Each line of the material must be returned exactly.

----------

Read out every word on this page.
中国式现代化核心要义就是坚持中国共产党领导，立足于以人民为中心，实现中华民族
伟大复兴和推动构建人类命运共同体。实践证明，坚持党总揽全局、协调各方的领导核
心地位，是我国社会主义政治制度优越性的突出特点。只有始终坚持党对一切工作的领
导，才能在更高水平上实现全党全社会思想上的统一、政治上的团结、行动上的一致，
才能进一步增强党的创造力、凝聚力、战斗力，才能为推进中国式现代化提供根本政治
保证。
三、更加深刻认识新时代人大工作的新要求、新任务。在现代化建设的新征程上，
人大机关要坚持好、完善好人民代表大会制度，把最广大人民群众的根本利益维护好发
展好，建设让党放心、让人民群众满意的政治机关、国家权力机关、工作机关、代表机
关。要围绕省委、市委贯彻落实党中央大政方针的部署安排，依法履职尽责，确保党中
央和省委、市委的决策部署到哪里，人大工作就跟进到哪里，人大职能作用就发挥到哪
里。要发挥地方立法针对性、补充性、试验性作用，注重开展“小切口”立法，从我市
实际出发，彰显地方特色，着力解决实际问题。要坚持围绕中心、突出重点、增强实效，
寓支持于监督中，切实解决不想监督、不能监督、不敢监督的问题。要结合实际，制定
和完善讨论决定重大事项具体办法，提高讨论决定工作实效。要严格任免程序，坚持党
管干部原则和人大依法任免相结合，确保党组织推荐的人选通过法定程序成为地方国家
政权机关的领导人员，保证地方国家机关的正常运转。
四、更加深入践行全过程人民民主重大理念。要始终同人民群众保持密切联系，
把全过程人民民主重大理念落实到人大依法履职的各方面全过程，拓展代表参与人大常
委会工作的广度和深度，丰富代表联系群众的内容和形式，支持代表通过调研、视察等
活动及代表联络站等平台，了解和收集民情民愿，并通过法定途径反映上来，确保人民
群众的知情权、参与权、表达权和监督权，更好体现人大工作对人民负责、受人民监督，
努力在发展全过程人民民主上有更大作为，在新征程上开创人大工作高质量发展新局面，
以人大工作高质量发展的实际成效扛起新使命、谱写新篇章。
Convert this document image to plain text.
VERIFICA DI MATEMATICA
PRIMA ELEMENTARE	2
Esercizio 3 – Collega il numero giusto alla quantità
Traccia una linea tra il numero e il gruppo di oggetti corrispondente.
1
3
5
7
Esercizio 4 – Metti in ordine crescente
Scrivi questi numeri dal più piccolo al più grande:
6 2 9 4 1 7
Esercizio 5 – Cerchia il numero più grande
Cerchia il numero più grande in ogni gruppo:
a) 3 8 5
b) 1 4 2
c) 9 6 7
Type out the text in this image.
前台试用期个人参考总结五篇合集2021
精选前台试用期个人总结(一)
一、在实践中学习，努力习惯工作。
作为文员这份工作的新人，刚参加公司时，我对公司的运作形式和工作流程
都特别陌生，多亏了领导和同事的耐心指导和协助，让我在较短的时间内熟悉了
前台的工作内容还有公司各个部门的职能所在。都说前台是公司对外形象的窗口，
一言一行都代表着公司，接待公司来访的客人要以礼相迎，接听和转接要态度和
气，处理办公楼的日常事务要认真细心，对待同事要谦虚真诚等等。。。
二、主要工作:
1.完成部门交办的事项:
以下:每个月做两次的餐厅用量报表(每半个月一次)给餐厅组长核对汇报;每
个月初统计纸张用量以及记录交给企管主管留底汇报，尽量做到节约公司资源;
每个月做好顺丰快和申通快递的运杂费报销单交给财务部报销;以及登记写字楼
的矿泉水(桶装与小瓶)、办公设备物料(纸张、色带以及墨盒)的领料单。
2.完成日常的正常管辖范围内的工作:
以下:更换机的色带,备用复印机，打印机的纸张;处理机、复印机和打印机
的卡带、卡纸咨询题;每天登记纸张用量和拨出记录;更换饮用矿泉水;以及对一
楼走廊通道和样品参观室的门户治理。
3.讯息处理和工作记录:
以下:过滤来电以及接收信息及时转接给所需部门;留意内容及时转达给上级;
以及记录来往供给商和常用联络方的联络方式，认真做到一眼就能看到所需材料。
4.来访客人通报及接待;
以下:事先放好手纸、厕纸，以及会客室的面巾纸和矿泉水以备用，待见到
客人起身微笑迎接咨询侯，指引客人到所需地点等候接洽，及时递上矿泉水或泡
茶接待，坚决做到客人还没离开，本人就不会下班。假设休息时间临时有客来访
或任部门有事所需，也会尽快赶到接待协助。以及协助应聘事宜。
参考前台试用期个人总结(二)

----------

_Expected answer:_
Read out every word on this page.
中国式现代化核心要义就是坚持中国共产党领导，立足于以人民为中心，实现中华民族
伟大复兴和推动构建人类命运共同体。实践证明，坚持党总揽全局、协调各方的领导核
心地位，是我国社会主义政治制度优越性的突出特点。只有始终坚持党对一切工作的领
导，才能在更高水平上实现全党全社会思想上的统一、政治上的团结、行动上的一致，
才能进一步增强党的创造力、凝聚力、战斗力，才能为推进中国式现代化提供根本政治
保证。
三、更加深刻认识新时代人大工作的新要求、新任务。在现代化建设的新征程上，
人大机关要坚持好、完善好人民代表大会制度，把最广大人民群众的根本利益维护好发
展好，建设让党放心、让人民群众满意的政治机关、国家权力机关、工作机关、代表机
关。要围绕省委、市委贯彻落实党中央大政方针的部署安排，依法履职尽责，确保党中
央和省委、市委的决策部署到哪里，人大工作就跟进到哪里，人大职能作用就发挥到哪
里。要发挥地方立法针对性、补充性、试验性作用，注重开展“小切口”立法，从我市
实际出发，彰显地方特色，着力解决实际问题。要坚持围绕中心、突出重点、增强实效，
寓支持于监督中，切实解决不想监督、不能监督、不敢监督的问题。要结合实际，制定
和完善讨论决定重大事项具体办法，提高讨论决定工作实效。要严格任免程序，坚持党
管干部原则和人大依法任免相结合，确保党组织推荐的人选通过法定程序成为地方国家
政权机关的领导人员，保证地方国家机关的正常运转。
四、更加深入践行全过程人民民主重大理念。要始终同人民群众保持密切联系，
把全过程人民民主重大理念落实到人大依法履职的各方面全过程，拓展代表参与人大常
委会工作的广度和深度，丰富代表联系群众的内容和形式，支持代表通过调研、视察等
活动及代表联络站等平台，了解和收集民情民愿，并通过法定途径反映上来，确保人民
群众的知情权、参与权、表达权和监督权，更好体现人大工作对人民负责、受人民监督，
努力在发展全过程人民民主上有更大作为，在新征程上开创人大工作高质量发展新局面，
以人大工作高质量发展的实际成效扛起新使命、谱写新篇章。
Convert this document image to plain text.
VERIFICA DI MATEMATICA
PRIMA ELEMENTARE	2
Esercizio 3 – Collega il numero giusto alla quantità
Traccia una linea tra il numero e il gruppo di oggetti corrispondente.
1
3
5
7
Esercizio 4 – Metti in ordine crescente
Scrivi questi numeri dal più piccolo al più grande:
6 2 9 4 1 7
Esercizio 5 – Cerchia il numero più grande
Cerchia il numero più grande in ogni gruppo:
a) 3 8 5
b) 1 4 2
c) 9 6 7
Type out the text in this image.
前台试用期个人参考总结五篇合集2021
精选前台试用期个人总结(一)
一、在实践中学习，努力习惯工作。
作为文员这份工作的新人，刚参加公司时，我对公司的运作形式和工作流程
都特别陌生，多亏了领导和同事的耐心指导和协助，让我在较短的时间内熟悉了
前台的工作内容还有公司各个部门的职能所在。都说前台是公司对外形象的窗口，
一言一行都代表着公司，接待公司来访的客人要以礼相迎，接听和转接要态度和
气，处理办公楼的日常事务要认真细心，对待同事要谦虚真诚等等。。。
二、主要工作:
1.完成部门交办的事项:
以下:每个月做两次的餐厅用量报表(每半个月一次)给餐厅组长核对汇报;每
个月初统计纸张用量以及记录交给企管主管留底汇报，尽量做到节约公司资源;
每个月做好顺丰快和申通快递的运杂费报销单交给财务部报销;以及登记写字楼
的矿泉水(桶装与小瓶)、办公设备物料(纸张、色带以及墨盒)的领料单。
2.完成日常的正常管辖范围内的工作:
以下:更换机的色带,备用复印机，打印机的纸张;处理机、复印机和打印机
的卡带、卡纸咨询题;每天登记纸张用量和拨出记录;更换饮用矿泉水;以及对一
楼走廊通道和样品参观室的门户治理。
3.讯息处理和工作记录:
以下:过滤来电以及接收信息及时转接给所需部门;留意内容及时转达给上级;
以及记录来往供给商和常用联络方的联络方式，认真做到一眼就能看到所需材料。
4.来访客人通报及接待;
以下:事先放好手纸、厕纸，以及会客室的面巾纸和矿泉水以备用，待见到
客人起身微笑迎接咨询侯，指引客人到所需地点等候接洽，及时递上矿泉水或泡
茶接待，坚决做到客人还没离开，本人就不会下班。假设休息时间临时有客来访
或任部门有事所需，也会尽快赶到接待协助。以及协助应聘事宜。
参考前台试用期个人总结(二)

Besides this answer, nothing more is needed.